__SHORT PROBLEM__.
Quote word for word the lines in the records starting with the line that contains "ao-blue-line bbox=[4, 406, 495, 465]" and going on through the line that contains "candle-body bbox=[388, 225, 393, 246]", including both of those lines.

__Items from a dataset__.
---+---

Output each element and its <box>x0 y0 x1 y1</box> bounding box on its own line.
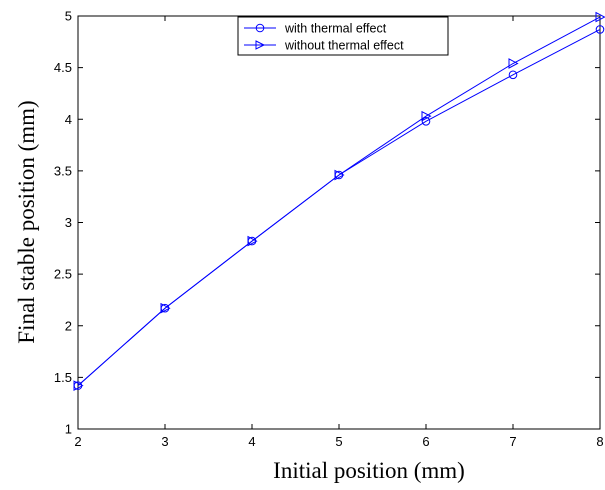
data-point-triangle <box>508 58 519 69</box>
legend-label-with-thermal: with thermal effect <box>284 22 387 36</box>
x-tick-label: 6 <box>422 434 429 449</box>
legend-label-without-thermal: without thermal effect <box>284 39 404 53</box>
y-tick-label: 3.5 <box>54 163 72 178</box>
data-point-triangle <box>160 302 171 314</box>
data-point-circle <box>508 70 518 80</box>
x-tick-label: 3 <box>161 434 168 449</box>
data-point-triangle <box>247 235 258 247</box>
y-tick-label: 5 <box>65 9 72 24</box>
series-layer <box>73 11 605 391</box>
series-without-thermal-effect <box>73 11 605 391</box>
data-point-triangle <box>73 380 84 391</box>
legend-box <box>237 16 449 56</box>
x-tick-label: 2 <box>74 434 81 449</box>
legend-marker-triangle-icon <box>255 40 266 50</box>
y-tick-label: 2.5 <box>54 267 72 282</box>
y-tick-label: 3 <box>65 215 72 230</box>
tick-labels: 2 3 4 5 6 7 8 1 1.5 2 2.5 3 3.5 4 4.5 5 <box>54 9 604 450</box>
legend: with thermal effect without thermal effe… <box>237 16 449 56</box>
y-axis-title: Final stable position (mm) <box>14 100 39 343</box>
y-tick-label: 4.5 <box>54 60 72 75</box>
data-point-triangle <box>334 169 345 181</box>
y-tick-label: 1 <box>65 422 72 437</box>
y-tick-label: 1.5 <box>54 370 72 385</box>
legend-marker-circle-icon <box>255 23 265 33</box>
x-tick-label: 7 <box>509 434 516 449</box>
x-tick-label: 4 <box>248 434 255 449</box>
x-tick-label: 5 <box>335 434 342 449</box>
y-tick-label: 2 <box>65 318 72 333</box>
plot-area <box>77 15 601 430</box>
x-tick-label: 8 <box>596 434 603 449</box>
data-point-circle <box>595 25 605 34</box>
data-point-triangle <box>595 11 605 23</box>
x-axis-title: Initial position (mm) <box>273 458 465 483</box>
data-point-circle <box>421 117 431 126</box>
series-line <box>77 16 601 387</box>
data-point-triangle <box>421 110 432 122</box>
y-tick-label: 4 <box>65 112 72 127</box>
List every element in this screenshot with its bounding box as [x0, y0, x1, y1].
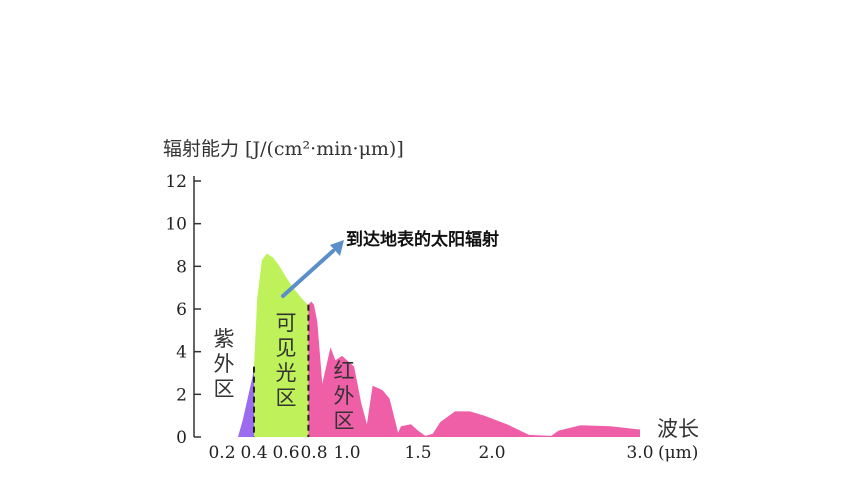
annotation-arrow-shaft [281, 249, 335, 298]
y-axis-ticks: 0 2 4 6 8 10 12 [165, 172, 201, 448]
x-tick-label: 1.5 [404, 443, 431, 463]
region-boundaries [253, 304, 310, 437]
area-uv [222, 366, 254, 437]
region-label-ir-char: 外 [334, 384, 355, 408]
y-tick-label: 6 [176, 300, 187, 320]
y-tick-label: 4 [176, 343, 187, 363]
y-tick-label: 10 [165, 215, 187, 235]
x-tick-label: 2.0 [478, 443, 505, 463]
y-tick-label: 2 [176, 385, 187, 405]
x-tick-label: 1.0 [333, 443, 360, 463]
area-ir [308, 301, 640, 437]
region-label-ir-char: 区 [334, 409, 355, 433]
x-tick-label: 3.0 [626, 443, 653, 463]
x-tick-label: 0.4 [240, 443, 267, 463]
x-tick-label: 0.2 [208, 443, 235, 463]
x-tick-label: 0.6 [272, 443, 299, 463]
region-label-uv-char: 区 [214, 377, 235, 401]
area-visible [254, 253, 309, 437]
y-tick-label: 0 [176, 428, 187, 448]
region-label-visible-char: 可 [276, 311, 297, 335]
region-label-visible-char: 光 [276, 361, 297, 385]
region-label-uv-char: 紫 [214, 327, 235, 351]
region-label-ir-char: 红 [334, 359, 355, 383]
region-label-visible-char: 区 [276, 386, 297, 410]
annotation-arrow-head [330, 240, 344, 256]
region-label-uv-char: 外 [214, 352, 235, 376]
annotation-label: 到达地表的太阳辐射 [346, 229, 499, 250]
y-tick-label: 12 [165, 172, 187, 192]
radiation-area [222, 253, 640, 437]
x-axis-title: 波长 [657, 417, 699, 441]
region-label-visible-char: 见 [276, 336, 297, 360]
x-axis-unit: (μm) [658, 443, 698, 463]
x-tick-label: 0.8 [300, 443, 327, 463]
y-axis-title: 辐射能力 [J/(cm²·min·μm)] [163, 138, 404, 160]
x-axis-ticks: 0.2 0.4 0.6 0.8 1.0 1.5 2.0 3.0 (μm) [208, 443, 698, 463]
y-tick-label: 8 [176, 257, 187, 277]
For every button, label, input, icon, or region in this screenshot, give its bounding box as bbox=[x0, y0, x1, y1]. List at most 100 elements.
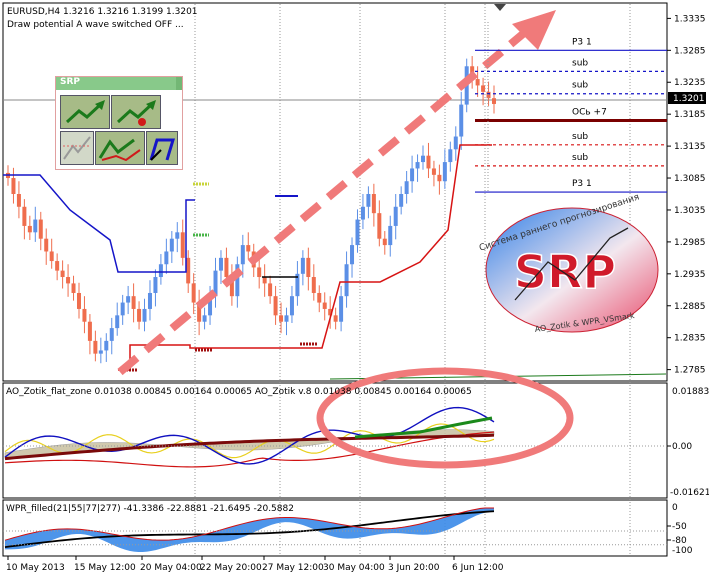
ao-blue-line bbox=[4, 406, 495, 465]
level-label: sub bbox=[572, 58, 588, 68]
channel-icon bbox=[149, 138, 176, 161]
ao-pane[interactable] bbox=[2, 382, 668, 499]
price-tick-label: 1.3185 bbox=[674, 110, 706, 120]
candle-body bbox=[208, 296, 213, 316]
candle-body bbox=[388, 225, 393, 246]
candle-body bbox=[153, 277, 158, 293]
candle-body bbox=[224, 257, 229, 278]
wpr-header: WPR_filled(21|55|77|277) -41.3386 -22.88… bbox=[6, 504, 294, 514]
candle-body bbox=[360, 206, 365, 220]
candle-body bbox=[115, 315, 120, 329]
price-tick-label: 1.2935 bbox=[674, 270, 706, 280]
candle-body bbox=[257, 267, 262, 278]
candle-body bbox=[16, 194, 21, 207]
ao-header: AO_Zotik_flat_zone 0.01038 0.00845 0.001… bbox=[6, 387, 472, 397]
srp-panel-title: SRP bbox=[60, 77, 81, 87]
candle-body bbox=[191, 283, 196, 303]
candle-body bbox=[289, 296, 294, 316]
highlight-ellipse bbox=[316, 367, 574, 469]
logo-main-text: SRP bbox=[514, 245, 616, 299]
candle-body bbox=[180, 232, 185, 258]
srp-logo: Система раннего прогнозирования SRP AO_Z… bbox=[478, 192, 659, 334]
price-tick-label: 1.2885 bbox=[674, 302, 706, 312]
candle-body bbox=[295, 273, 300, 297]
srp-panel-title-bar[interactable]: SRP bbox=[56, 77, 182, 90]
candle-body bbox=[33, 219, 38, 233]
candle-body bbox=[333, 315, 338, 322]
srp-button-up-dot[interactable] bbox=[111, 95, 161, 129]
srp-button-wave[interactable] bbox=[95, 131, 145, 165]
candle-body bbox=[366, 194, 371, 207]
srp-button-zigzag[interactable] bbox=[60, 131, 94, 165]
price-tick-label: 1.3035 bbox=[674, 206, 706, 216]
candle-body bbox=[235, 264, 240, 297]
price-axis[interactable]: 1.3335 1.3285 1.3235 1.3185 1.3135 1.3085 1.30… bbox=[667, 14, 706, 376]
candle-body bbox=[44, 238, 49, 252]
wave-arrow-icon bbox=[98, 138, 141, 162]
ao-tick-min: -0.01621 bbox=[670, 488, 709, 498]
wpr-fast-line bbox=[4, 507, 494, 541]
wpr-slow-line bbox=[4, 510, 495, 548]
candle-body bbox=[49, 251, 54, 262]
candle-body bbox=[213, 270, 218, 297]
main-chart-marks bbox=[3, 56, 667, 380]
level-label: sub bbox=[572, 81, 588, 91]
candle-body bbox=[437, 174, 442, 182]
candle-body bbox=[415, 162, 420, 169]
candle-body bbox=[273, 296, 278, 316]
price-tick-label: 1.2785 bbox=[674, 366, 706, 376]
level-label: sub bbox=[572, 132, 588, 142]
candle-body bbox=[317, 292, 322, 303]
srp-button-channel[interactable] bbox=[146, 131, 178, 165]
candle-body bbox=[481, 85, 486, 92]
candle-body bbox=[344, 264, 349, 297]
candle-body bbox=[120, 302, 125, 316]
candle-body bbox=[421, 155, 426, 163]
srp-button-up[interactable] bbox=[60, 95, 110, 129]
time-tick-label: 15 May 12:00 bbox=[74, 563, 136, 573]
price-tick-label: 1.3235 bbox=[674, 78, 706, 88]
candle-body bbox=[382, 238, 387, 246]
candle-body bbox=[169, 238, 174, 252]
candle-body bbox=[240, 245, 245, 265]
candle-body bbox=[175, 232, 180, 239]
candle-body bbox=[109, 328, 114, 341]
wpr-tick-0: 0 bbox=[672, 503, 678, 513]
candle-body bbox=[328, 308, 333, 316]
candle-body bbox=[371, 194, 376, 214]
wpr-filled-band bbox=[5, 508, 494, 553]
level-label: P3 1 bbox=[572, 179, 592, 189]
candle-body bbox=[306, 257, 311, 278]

---+---

__TASK SOLUTION__.
ao-blue-line bbox=[4, 406, 495, 465]
level-label: sub bbox=[572, 58, 588, 68]
channel-icon bbox=[149, 138, 176, 161]
ao-pane[interactable] bbox=[2, 382, 668, 499]
price-tick-label: 1.3185 bbox=[674, 110, 706, 120]
candle-body bbox=[208, 296, 213, 316]
candle-body bbox=[388, 225, 393, 246]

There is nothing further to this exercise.